* **Written request**:
Please give the data below again in full, exactly as it stands.
* BEGIN Supplied records *
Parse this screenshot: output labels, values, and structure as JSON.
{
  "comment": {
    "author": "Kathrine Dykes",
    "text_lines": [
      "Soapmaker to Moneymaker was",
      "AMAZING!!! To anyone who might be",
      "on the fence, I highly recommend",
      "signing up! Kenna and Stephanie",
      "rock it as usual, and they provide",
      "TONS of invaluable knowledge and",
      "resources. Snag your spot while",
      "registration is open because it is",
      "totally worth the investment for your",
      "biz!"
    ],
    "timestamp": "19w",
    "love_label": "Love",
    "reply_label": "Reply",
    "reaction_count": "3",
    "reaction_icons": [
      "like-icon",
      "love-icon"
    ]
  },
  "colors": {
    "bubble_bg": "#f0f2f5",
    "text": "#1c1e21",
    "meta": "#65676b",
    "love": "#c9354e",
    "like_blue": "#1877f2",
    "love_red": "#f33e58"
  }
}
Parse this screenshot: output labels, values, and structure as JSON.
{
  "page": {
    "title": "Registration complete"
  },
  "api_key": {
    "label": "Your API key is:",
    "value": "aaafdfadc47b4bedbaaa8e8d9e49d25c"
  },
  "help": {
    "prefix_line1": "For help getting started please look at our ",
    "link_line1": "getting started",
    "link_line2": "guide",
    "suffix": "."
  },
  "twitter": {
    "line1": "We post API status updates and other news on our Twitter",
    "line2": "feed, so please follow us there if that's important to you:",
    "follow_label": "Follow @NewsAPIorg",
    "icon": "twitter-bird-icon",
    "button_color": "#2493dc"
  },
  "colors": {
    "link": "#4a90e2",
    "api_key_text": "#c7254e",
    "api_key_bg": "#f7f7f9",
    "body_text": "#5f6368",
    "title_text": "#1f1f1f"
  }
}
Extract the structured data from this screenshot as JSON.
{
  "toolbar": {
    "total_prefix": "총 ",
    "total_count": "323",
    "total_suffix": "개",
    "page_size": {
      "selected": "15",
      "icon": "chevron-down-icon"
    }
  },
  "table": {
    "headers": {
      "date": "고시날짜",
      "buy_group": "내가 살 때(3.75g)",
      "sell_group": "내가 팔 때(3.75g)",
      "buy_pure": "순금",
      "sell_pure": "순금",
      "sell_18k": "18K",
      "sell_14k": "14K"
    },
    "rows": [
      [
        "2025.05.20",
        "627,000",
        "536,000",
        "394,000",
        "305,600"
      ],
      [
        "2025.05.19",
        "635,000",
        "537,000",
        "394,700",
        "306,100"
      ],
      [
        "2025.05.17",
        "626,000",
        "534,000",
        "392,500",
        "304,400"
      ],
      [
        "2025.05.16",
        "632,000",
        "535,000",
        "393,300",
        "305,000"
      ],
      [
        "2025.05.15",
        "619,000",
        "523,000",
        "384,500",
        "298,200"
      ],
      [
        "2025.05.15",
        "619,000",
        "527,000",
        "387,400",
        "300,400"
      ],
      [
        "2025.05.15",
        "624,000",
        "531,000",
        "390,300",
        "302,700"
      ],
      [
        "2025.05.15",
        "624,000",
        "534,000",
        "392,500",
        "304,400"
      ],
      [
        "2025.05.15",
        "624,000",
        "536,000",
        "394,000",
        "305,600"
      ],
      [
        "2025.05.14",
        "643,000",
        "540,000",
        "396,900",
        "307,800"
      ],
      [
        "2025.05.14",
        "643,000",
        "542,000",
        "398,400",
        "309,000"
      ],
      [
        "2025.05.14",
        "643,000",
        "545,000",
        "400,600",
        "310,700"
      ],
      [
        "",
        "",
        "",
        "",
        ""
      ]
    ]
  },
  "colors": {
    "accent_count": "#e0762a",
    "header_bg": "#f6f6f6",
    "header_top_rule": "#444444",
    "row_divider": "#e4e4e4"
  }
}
* END Supplied records *
* **Finished task**:
Parse this screenshot: output labels, values, and structure as JSON.
{
  "comment": {
    "author": "Kathrine Dykes",
    "text_lines": [
      "Soapmaker to Moneymaker was",
      "AMAZING!!! To anyone who might be",
      "on the fence, I highly recommend",
      "signing up! Kenna and Stephanie",
      "rock it as usual, and they provide",
      "TONS of invaluable knowledge and",
      "resources. Snag your spot while",
      "registration is open because it is",
      "totally worth the investment for your",
      "biz!"
    ],
    "timestamp": "19w",
    "love_label": "Love",
    "reply_label": "Reply",
    "reaction_count": "3",
    "reaction_icons": [
      "like-icon",
      "love-icon"
    ]
  },
  "colors": {
    "bubble_bg": "#f0f2f5",
    "text": "#1c1e21",
    "meta": "#65676b",
    "love": "#c9354e",
    "like_blue": "#1877f2",
    "love_red": "#f33e58"
  }
}
Parse this screenshot: output labels, values, and structure as JSON.
{
  "page": {
    "title": "Registration complete"
  },
  "api_key": {
    "label": "Your API key is:",
    "value": "aaafdfadc47b4bedbaaa8e8d9e49d25c"
  },
  "help": {
    "prefix_line1": "For help getting started please look at our ",
    "link_line1": "getting started",
    "link_line2": "guide",
    "suffix": "."
  },
  "twitter": {
    "line1": "We post API status updates and other news on our Twitter",
    "line2": "feed, so please follow us there if that's important to you:",
    "follow_label": "Follow @NewsAPIorg",
    "icon": "twitter-bird-icon",
    "button_color": "#2493dc"
  },
  "colors": {
    "link": "#4a90e2",
    "api_key_text": "#c7254e",
    "api_key_bg": "#f7f7f9",
    "body_text": "#5f6368",
    "title_text": "#1f1f1f"
  }
}
Extract the structured data from this screenshot as JSON.
{
  "toolbar": {
    "total_prefix": "총 ",
    "total_count": "323",
    "total_suffix": "개",
    "page_size": {
      "selected": "15",
      "icon": "chevron-down-icon"
    }
  },
  "table": {
    "headers": {
      "date": "고시날짜",
      "buy_group": "내가 살 때(3.75g)",
      "sell_group": "내가 팔 때(3.75g)",
      "buy_pure": "순금",
      "sell_pure": "순금",
      "sell_18k": "18K",
      "sell_14k": "14K"
    },
    "rows": [
      [
        "2025.05.20",
        "627,000",
        "536,000",
        "394,000",
        "305,600"
      ],
      [
        "2025.05.19",
        "635,000",
        "537,000",
        "394,700",
        "306,100"
      ],
      [
        "2025.05.17",
        "626,000",
        "534,000",
        "392,500",
        "304,400"
      ],
      [
        "2025.05.16",
        "632,000",
        "535,000",
        "393,300",
        "305,000"
      ],
      [
        "2025.05.15",
        "619,000",
        "523,000",
        "384,500",
        "298,200"
      ],
      [
        "2025.05.15",
        "619,000",
        "527,000",
        "387,400",
        "300,400"
      ],
      [
        "2025.05.15",
        "624,000",
        "531,000",
        "390,300",
        "302,700"
      ],
      [
        "2025.05.15",
        "624,000",
        "534,000",
        "392,500",
        "304,400"
      ],
      [
        "2025.05.15",
        "624,000",
        "536,000",
        "394,000",
        "305,600"
      ],
      [
        "2025.05.14",
        "643,000",
        "540,000",
        "396,900",
        "307,800"
      ],
      [
        "2025.05.14",
        "643,000",
        "542,000",
        "398,400",
        "309,000"
      ],
      [
        "2025.05.14",
        "643,000",
        "545,000",
        "400,600",
        "310,700"
      ],
      [
        "",
        "",
        "",
        "",
        ""
      ]
    ]
  },
  "colors": {
    "accent_count": "#e0762a",
    "header_bg": "#f6f6f6",
    "header_top_rule": "#444444",
    "row_divider": "#e4e4e4"
  }
}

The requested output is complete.